== DATA FOR THIS TASK ==

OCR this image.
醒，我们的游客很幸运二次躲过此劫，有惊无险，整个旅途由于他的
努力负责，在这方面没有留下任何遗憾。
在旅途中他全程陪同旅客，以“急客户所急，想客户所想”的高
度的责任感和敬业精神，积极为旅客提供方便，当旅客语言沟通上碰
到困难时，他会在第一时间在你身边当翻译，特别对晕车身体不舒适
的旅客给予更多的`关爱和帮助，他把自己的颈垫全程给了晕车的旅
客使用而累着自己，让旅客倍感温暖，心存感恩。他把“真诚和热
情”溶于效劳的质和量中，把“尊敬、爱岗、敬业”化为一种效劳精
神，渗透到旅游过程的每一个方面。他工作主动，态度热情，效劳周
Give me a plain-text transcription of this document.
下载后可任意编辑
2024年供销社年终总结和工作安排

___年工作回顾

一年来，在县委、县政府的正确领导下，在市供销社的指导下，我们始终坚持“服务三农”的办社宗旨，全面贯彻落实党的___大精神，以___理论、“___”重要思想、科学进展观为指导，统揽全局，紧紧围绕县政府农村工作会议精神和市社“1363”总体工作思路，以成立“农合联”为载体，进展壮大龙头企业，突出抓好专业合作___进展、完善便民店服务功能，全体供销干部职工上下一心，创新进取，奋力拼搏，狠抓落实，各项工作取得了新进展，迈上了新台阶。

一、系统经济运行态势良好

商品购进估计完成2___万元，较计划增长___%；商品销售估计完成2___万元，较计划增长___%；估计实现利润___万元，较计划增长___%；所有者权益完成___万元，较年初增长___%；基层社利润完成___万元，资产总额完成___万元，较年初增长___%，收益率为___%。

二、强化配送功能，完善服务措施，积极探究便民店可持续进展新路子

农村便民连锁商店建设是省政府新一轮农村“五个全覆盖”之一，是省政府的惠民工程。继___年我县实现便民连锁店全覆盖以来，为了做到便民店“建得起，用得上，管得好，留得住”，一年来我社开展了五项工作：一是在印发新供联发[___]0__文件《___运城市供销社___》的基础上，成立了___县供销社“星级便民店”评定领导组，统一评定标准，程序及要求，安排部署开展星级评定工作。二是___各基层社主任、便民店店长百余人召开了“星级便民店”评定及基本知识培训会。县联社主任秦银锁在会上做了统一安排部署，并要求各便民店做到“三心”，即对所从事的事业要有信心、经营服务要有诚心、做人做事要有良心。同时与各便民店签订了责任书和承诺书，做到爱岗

===

> **EXERCISE DESCRIPTION**
Each line from the one containing "Give me a plain-text" to the end of the listing above should be copied exactly, and nothing else.

> **TASK SOLUTION**
Give me a plain-text transcription of this document.
下载后可任意编辑
2024年供销社年终总结和工作安排

___年工作回顾

一年来，在县委、县政府的正确领导下，在市供销社的指导下，我们始终坚持“服务三农”的办社宗旨，全面贯彻落实党的___大精神，以___理论、“___”重要思想、科学进展观为指导，统揽全局，紧紧围绕县政府农村工作会议精神和市社“1363”总体工作思路，以成立“农合联”为载体，进展壮大龙头企业，突出抓好专业合作___进展、完善便民店服务功能，全体供销干部职工上下一心，创新进取，奋力拼搏，狠抓落实，各项工作取得了新进展，迈上了新台阶。

一、系统经济运行态势良好

商品购进估计完成2___万元，较计划增长___%；商品销售估计完成2___万元，较计划增长___%；估计实现利润___万元，较计划增长___%；所有者权益完成___万元，较年初增长___%；基层社利润完成___万元，资产总额完成___万元，较年初增长___%，收益率为___%。

二、强化配送功能，完善服务措施，积极探究便民店可持续进展新路子

农村便民连锁商店建设是省政府新一轮农村“五个全覆盖”之一，是省政府的惠民工程。继___年我县实现便民连锁店全覆盖以来，为了做到便民店“建得起，用得上，管得好，留得住”，一年来我社开展了五项工作：一是在印发新供联发[___]0__文件《___运城市供销社___》的基础上，成立了___县供销社“星级便民店”评定领导组，统一评定标准，程序及要求，安排部署开展星级评定工作。二是___各基层社主任、便民店店长百余人召开了“星级便民店”评定及基本知识培训会。县联社主任秦银锁在会上做了统一安排部署，并要求各便民店做到“三心”，即对所从事的事业要有信心、经营服务要有诚心、做人做事要有良心。同时与各便民店签订了责任书和承诺书，做到爱岗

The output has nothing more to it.